-------- PAGE EXTRACT --------
The secret investigation report on the killing of four Palestinian children on the Gaza beach in 2014, part of which was published on the website The Intercept and whose essentials were reported in Monday’s Haaretz, raises a lot of questions. The confidential Israeli military police report reveals that the attack on July 16, 2014, during Operation Protective Edge, was carried out by a drone and stemmed from an intelligence failure.
No one disputes that Ismail Bakr, 9, Ahad and Zakaria Bakr, both 10, and Mohammed Bakr, 11, were not involved in hostile actions against Israel. Therefore, there was no justification for firing at them twice with a drone and certainly not to kill them. The report also shows that those involved in the decisions and actions that led to the boys’ killing thought that the four were Hamas operatives and were not aware that they were children.
-------- GIVEN ENTRIES --------
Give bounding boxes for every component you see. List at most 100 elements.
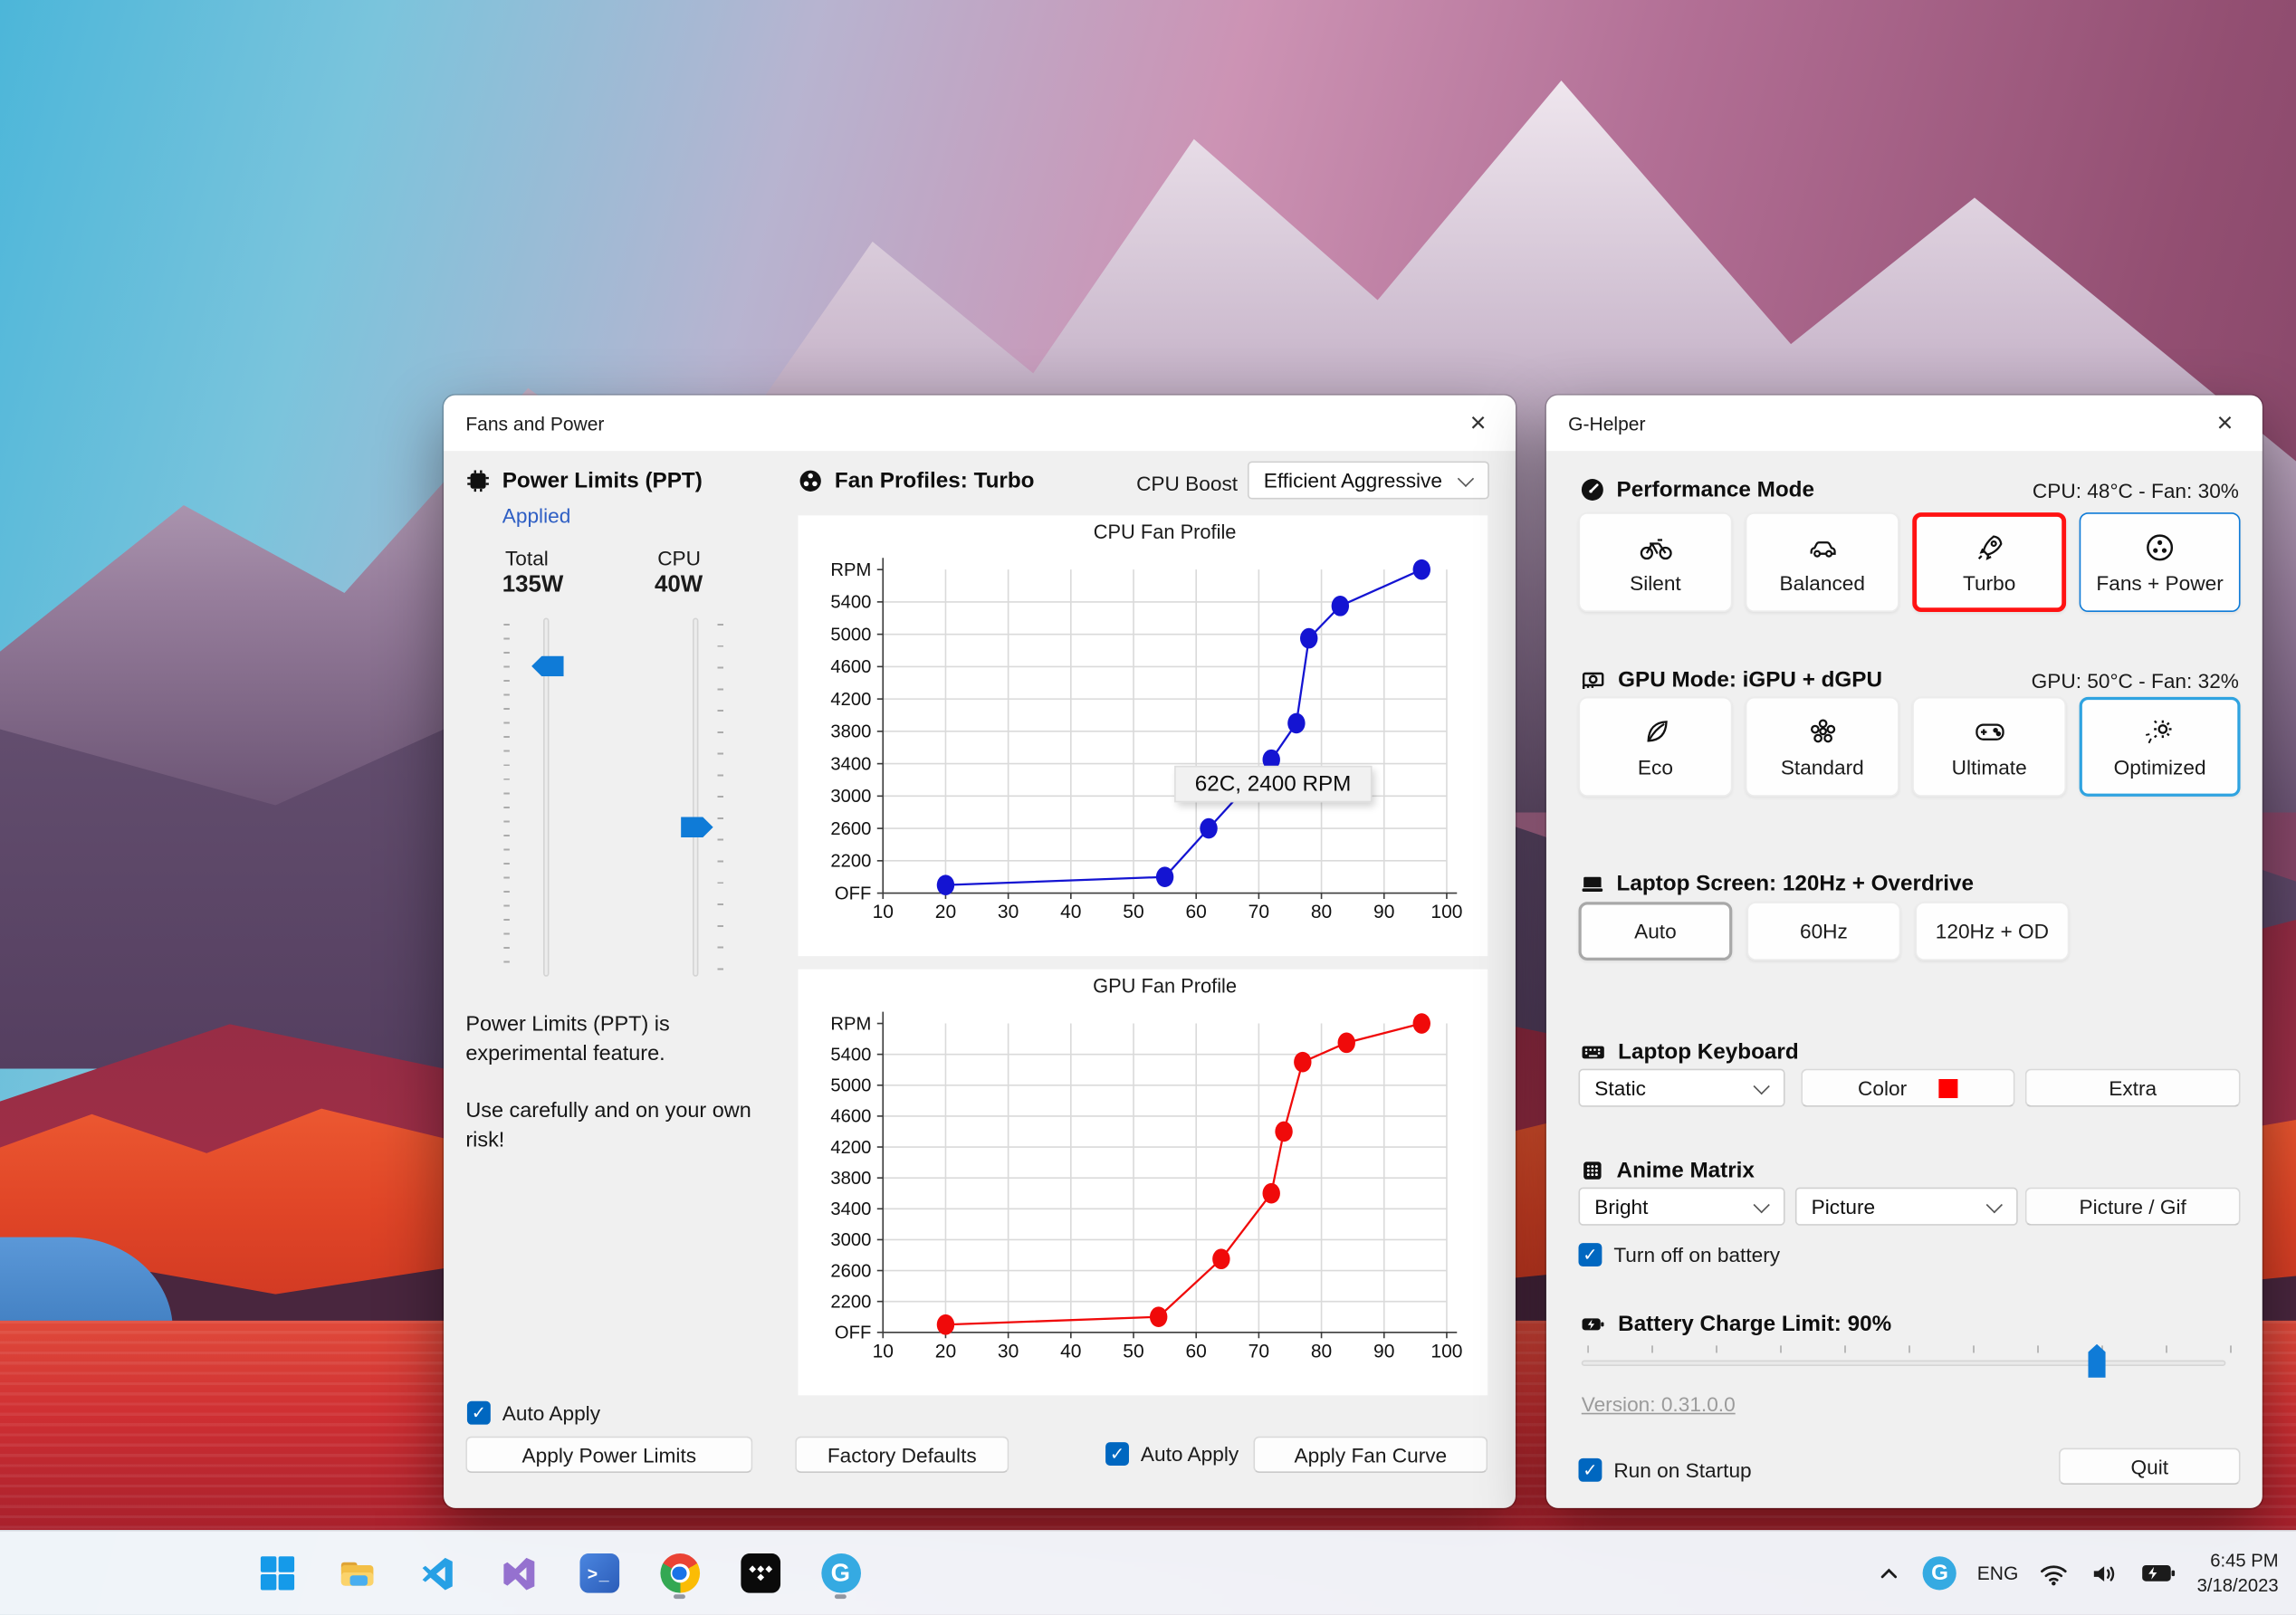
- svg-text:60: 60: [1185, 902, 1206, 922]
- gpu-mode-buttons: Eco Standard Ultimate Optimized: [1578, 696, 2241, 797]
- ghelper-tray-icon[interactable]: G: [1922, 1556, 1957, 1591]
- gpu-fan-chart[interactable]: GPU Fan Profile OFF 2200 2600 3000 3400 3800 42…: [798, 969, 1488, 1396]
- laptop-screen-header: Laptop Screen: 120Hz + Overdrive: [1580, 871, 1974, 896]
- screen-120hz-od-button[interactable]: 120Hz + OD: [1915, 902, 2070, 960]
- mode-silent-button[interactable]: Silent: [1578, 512, 1733, 613]
- auto-apply-power-checkbox[interactable]: ✓ Auto Apply: [466, 1400, 600, 1425]
- screen-auto-button[interactable]: Auto: [1578, 902, 1733, 960]
- fan-profiles-header: Fan Profiles: Turbo: [798, 469, 1035, 493]
- close-icon[interactable]: ×: [2209, 409, 2240, 437]
- svg-text:2600: 2600: [830, 1261, 871, 1281]
- svg-text:30: 30: [998, 902, 1019, 922]
- svg-text:10: 10: [873, 1341, 894, 1362]
- keyboard-extra-button[interactable]: Extra: [2024, 1068, 2241, 1107]
- ghelper-icon[interactable]: G: [813, 1545, 868, 1601]
- cpu-slider-track[interactable]: [693, 617, 699, 977]
- version-link[interactable]: Version: 0.31.0.0: [1582, 1392, 1736, 1416]
- matrix-brightness-select[interactable]: Bright: [1578, 1187, 1785, 1226]
- svg-text:3000: 3000: [830, 1230, 871, 1250]
- run-on-startup-checkbox[interactable]: ✓ Run on Startup: [1578, 1457, 1752, 1482]
- cpu-fan-curve[interactable]: CPU Fan Profile OFF 2200 2600 3000 3400 3800 42…: [798, 515, 1488, 956]
- svg-text:3400: 3400: [830, 754, 871, 774]
- fans-window-title: Fans and Power: [465, 412, 605, 435]
- svg-text:5000: 5000: [830, 1076, 871, 1096]
- ghelper-titlebar[interactable]: G-Helper ×: [1545, 395, 2263, 452]
- apply-fan-curve-button[interactable]: Apply Fan Curve: [1253, 1436, 1488, 1474]
- cpu-temp-status: CPU: 48°C - Fan: 30%: [2032, 478, 2239, 502]
- battery-slider-track[interactable]: [1581, 1360, 2226, 1366]
- checkbox-check-icon: ✓: [1578, 1457, 1602, 1482]
- svg-text:80: 80: [1311, 1341, 1332, 1362]
- keyboard-color-button[interactable]: Color: [1801, 1068, 2015, 1107]
- power-limits-note-1: Power Limits (PPT) is experimental featu…: [465, 1013, 670, 1066]
- cpu-boost-select[interactable]: Efficient Aggressive: [1247, 461, 1489, 500]
- svg-text:100: 100: [1430, 1341, 1462, 1362]
- gpu-standard-button[interactable]: Standard: [1745, 696, 1899, 797]
- svg-text:100: 100: [1430, 902, 1462, 922]
- svg-text:30: 30: [998, 1341, 1019, 1362]
- rocket-icon: [1977, 535, 2002, 560]
- gpu-card-icon: [1582, 672, 1604, 689]
- matrix-picture-gif-button[interactable]: Picture / Gif: [2024, 1187, 2241, 1226]
- battery-bolt-icon: [1582, 1318, 1604, 1331]
- fan-icon: [2147, 534, 2174, 561]
- svg-text:50: 50: [1123, 902, 1143, 922]
- bicycle-icon: [1639, 539, 1671, 560]
- cpu-slider-thumb[interactable]: [681, 817, 713, 838]
- svg-text:10: 10: [873, 902, 894, 922]
- svg-text:70: 70: [1248, 902, 1269, 922]
- screen-option-buttons: Auto 60Hz 120Hz + OD: [1578, 902, 2070, 960]
- clock[interactable]: 6:45 PM 3/18/2023: [2197, 1549, 2279, 1599]
- matrix-content-select[interactable]: Picture: [1794, 1187, 2018, 1226]
- chrome-icon[interactable]: [652, 1545, 707, 1601]
- total-slider-thumb[interactable]: [531, 655, 564, 677]
- power-sliders: [465, 617, 773, 977]
- auto-apply-fan-checkbox[interactable]: ✓ Auto Apply: [1105, 1442, 1239, 1466]
- mode-turbo-button[interactable]: Turbo: [1912, 512, 2067, 613]
- gpu-temp-status: GPU: 50°C - Fan: 32%: [2031, 669, 2239, 693]
- turn-off-on-battery-checkbox[interactable]: ✓ Turn off on battery: [1578, 1243, 1780, 1267]
- battery-limit-header: Battery Charge Limit: 90%: [1580, 1312, 1891, 1337]
- cpu-fan-chart[interactable]: CPU Fan Profile OFF 2200 2600 3000 3400 3800 42…: [798, 515, 1488, 957]
- svg-text:20: 20: [935, 902, 956, 922]
- mode-fans-power-button[interactable]: Fans + Power: [2079, 512, 2241, 613]
- chevron-up-icon[interactable]: [1876, 1560, 1902, 1586]
- screen-60hz-button[interactable]: 60Hz: [1746, 902, 1901, 960]
- svg-text:RPM: RPM: [830, 560, 871, 580]
- gpu-optimized-button[interactable]: Optimized: [2079, 696, 2241, 797]
- checkbox-check-icon: ✓: [1105, 1442, 1129, 1466]
- quit-button[interactable]: Quit: [2058, 1448, 2241, 1485]
- terminal-icon[interactable]: >_: [571, 1545, 627, 1601]
- visual-studio-icon[interactable]: [491, 1545, 546, 1601]
- gpu-ultimate-button[interactable]: Ultimate: [1912, 696, 2067, 797]
- svg-text:5000: 5000: [830, 625, 871, 645]
- battery-icon[interactable]: [2141, 1561, 2176, 1585]
- tidal-icon[interactable]: [732, 1545, 788, 1601]
- fans-window-titlebar[interactable]: Fans and Power ×: [444, 395, 1516, 452]
- start-icon[interactable]: [249, 1545, 304, 1601]
- apply-power-limits-button[interactable]: Apply Power Limits: [465, 1436, 753, 1474]
- wifi-icon[interactable]: [2039, 1560, 2070, 1586]
- fan-icon: [799, 470, 821, 492]
- svg-text:RPM: RPM: [830, 1014, 871, 1034]
- car-icon: [1809, 541, 1835, 558]
- gamepad-icon: [1975, 723, 2004, 741]
- svg-text:40: 40: [1060, 1341, 1081, 1362]
- volume-icon[interactable]: [2090, 1560, 2121, 1586]
- power-limits-status: Applied: [502, 503, 571, 528]
- svg-text:2600: 2600: [830, 819, 871, 839]
- total-value: 135W: [502, 572, 564, 597]
- file-explorer-icon[interactable]: [330, 1545, 385, 1601]
- language-indicator[interactable]: ENG: [1977, 1562, 2019, 1584]
- factory-defaults-button[interactable]: Factory Defaults: [795, 1436, 1009, 1474]
- gpu-eco-button[interactable]: Eco: [1578, 696, 1733, 797]
- taskbar-apps: >_ G: [249, 1532, 868, 1615]
- fan-curve-tooltip: 62C, 2400 RPM: [1174, 765, 1373, 803]
- power-limits-header: Power Limits (PPT): [465, 469, 703, 493]
- vscode-icon[interactable]: [410, 1545, 465, 1601]
- mode-balanced-button[interactable]: Balanced: [1745, 512, 1899, 613]
- keyboard-mode-select[interactable]: Static: [1578, 1068, 1785, 1107]
- svg-text:4200: 4200: [830, 1138, 871, 1158]
- close-icon[interactable]: ×: [1463, 409, 1494, 437]
- gpu-fan-curve[interactable]: GPU Fan Profile OFF 2200 2600 3000 3400 3800 42…: [798, 970, 1488, 1396]
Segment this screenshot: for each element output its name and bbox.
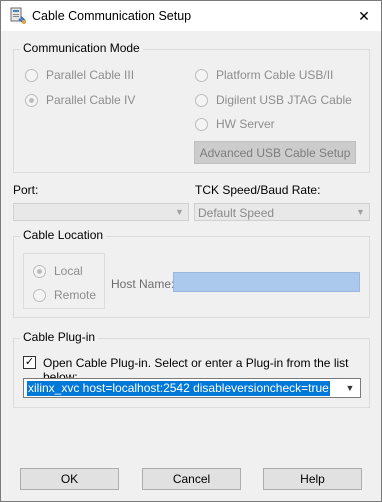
open-plugin-checkbox[interactable]: ✓ bbox=[23, 356, 36, 369]
radio-label: HW Server bbox=[216, 117, 275, 131]
host-name-field[interactable] bbox=[173, 272, 360, 292]
tck-speed-select[interactable]: Default Speed ▼ bbox=[194, 203, 370, 221]
host-name-label: Host Name: bbox=[111, 277, 175, 291]
radio-local[interactable]: Local bbox=[33, 264, 83, 278]
check-icon: ✓ bbox=[24, 356, 35, 368]
chevron-down-icon[interactable]: ▼ bbox=[342, 380, 358, 396]
radio-circle bbox=[195, 93, 208, 107]
ok-button[interactable]: OK bbox=[20, 468, 119, 490]
radio-label: Parallel Cable IV bbox=[46, 93, 136, 107]
radio-circle bbox=[33, 288, 46, 302]
radio-platform-cable-usb[interactable]: Platform Cable USB/II bbox=[195, 68, 333, 82]
communication-mode-legend: Communication Mode bbox=[20, 41, 143, 55]
window-title: Cable Communication Setup bbox=[32, 9, 192, 23]
help-button[interactable]: Help bbox=[263, 468, 362, 490]
plugin-value[interactable]: xilinx_xvc host=localhost:2542 disableve… bbox=[27, 381, 330, 396]
chevron-down-icon: ▼ bbox=[356, 207, 365, 217]
radio-label: Platform Cable USB/II bbox=[216, 68, 334, 82]
radio-digilent-usb-jtag[interactable]: Digilent USB JTAG Cable bbox=[195, 93, 352, 107]
cable-communication-setup-dialog: Cable Communication Setup ✕ Communicatio… bbox=[0, 0, 382, 502]
radio-circle bbox=[25, 68, 38, 82]
radio-hw-server[interactable]: HW Server bbox=[195, 117, 275, 131]
radio-circle bbox=[195, 68, 208, 82]
radio-label: Local bbox=[54, 264, 83, 278]
tck-speed-value: Default Speed bbox=[198, 206, 275, 220]
cable-location-legend: Cable Location bbox=[20, 228, 107, 242]
cable-plugin-legend: Cable Plug-in bbox=[20, 330, 99, 344]
radio-parallel-cable-iii[interactable]: Parallel Cable III bbox=[25, 68, 134, 82]
radio-label: Parallel Cable III bbox=[46, 68, 135, 82]
plugin-combo[interactable]: xilinx_xvc host=localhost:2542 disableve… bbox=[23, 378, 361, 398]
radio-circle-selected bbox=[33, 264, 46, 278]
chevron-down-icon: ▼ bbox=[175, 207, 184, 217]
port-label: Port: bbox=[13, 183, 39, 197]
advanced-usb-cable-setup-button[interactable]: Advanced USB Cable Setup bbox=[194, 141, 356, 164]
radio-remote[interactable]: Remote bbox=[33, 288, 96, 302]
radio-parallel-cable-iv[interactable]: Parallel Cable IV bbox=[25, 93, 135, 107]
radio-label: Remote bbox=[54, 288, 97, 302]
radio-circle-selected bbox=[25, 93, 38, 107]
radio-label: Digilent USB JTAG Cable bbox=[216, 93, 352, 107]
port-select[interactable]: ▼ bbox=[13, 203, 189, 221]
tck-speed-label: TCK Speed/Baud Rate: bbox=[195, 183, 321, 197]
radio-circle bbox=[195, 117, 208, 131]
close-icon[interactable]: ✕ bbox=[347, 1, 381, 31]
cable-app-icon bbox=[9, 7, 27, 25]
cancel-button[interactable]: Cancel bbox=[142, 468, 241, 490]
title-bar: Cable Communication Setup ✕ bbox=[1, 1, 381, 31]
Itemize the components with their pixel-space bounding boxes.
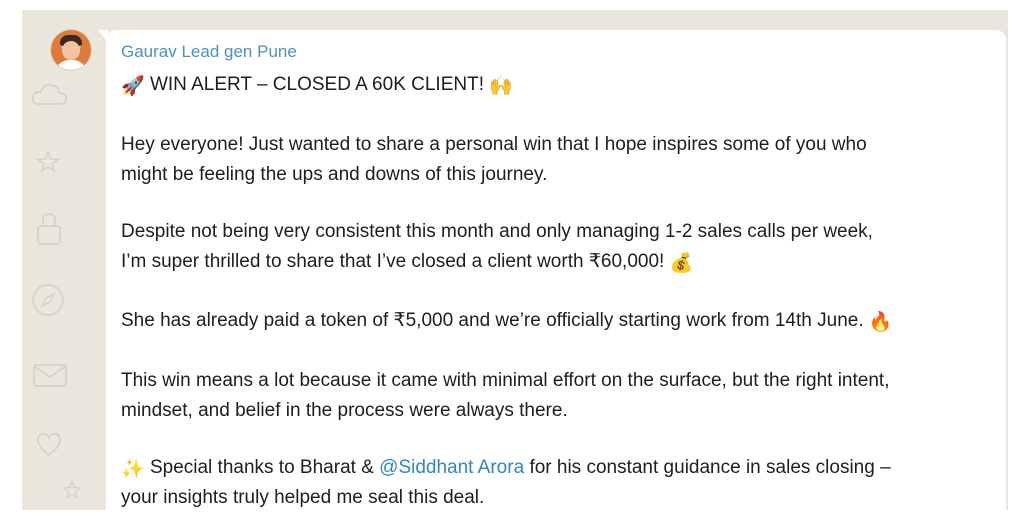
rocket-icon: 🚀 xyxy=(121,76,145,97)
sender-name[interactable]: Gaurav Lead gen Pune xyxy=(121,42,297,62)
message-paragraph-1: Hey everyone! Just wanted to share a per… xyxy=(121,130,1001,190)
compass-doodle-icon xyxy=(32,284,64,316)
fire-icon: 🔥 xyxy=(868,312,893,333)
paragraph-5-after-mention: for his constant guidance in sales closi… xyxy=(529,457,891,478)
paragraph-2-line-2: I’m super thrilled to share that I’ve cl… xyxy=(121,251,665,272)
paragraph-5-before-mention: Special thanks to Bharat & xyxy=(149,457,374,478)
paragraph-2-line-1: Despite not being very consistent this m… xyxy=(121,221,873,242)
paragraph-4-line-2: mindset, and belief in the process were … xyxy=(121,400,568,421)
sparkles-icon: ✨ xyxy=(121,459,145,480)
raised-hands-icon: 🙌 xyxy=(489,76,513,97)
message-paragraph-5: ✨ Special thanks to Bharat & @Siddhant A… xyxy=(121,453,1001,513)
paragraph-5-line-2: your insights truly helped me seal this … xyxy=(121,487,485,508)
message-paragraph-3: She has already paid a token of ₹5,000 a… xyxy=(121,306,1001,336)
avatar-face xyxy=(62,41,80,60)
message-paragraph-4: This win means a lot because it came wit… xyxy=(121,366,1001,426)
envelope-doodle-icon xyxy=(33,364,67,387)
lock-doodle-icon xyxy=(37,213,61,245)
paragraph-1-line-2: might be feeling the ups and downs of th… xyxy=(121,164,548,185)
paragraph-1-line-1: Hey everyone! Just wanted to share a per… xyxy=(121,134,867,155)
message-title-text: WIN ALERT – CLOSED A 60K CLIENT! xyxy=(149,74,484,95)
star-doodle-icon xyxy=(62,480,82,499)
paragraph-5-line-1: ✨ Special thanks to Bharat & @Siddhant A… xyxy=(121,453,1001,483)
sender-avatar[interactable] xyxy=(51,30,91,70)
cloud-doodle-icon xyxy=(32,84,67,105)
paragraph-2-line-2-wrap: I’m super thrilled to share that I’ve cl… xyxy=(121,247,1001,277)
message-paragraph-2: Despite not being very consistent this m… xyxy=(121,217,1001,277)
heart-doodle-icon xyxy=(37,433,61,456)
paragraph-4-line-1: This win means a lot because it came wit… xyxy=(121,370,890,391)
message-title-line: 🚀 WIN ALERT – CLOSED A 60K CLIENT! 🙌 xyxy=(121,70,1001,100)
paragraph-3-line-1: She has already paid a token of ₹5,000 a… xyxy=(121,310,864,331)
mention-link[interactable]: @Siddhant Arora xyxy=(379,457,524,478)
avatar-shirt xyxy=(55,60,87,70)
money-bag-icon: 💰 xyxy=(669,253,694,274)
star-doodle-icon xyxy=(36,150,60,173)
--------
*PROBLEMS TO WORK ON*
**1)** Reproduce the passage on the Gaza beach killings from "No one disputes" to "they were children.", substituting "militants" for each occurrence of "Hamas operatives".
**2)** Proceed with the passage on the Gaza beach killings, starting after its final sentence.

*ANSWERS PROVIDED*
**1)**
No one disputes that Ismail Bakr, 9, Ahad and Zakaria Bakr, both 10, and Mohammed Bakr, 11, were not involved in hostile actions against Israel. Therefore, there was no justification for firing at them twice with a drone and certainly not to kill them. The report also shows that those involved in the decisions and actions that led to the boys’ killing thought that the four were militants and were not aware that they were children.

**2)**
Despite signs pointing to negligence, at the very least, the previous military advocate-general, Maj. Gen. (res.) Danny Efroni, closed the case without taking any legal or disciplinary steps against those involved. This decision stood even after Adalah, the Legal Center for Arab Minority Rights in Israel, petitioned the attorney general, who has yet to respond.
The central question is whether the error that was the basis for the Israel Defense Force’s actions was reasonable or not. Based on the answer to this question, one can determine whether the military advocate-general’s decision was justified or mistaken and negligent. We cannot pass judgment on Efroni’s decision without access to the investigation file and its full conclusions. However, questions arise that require a response.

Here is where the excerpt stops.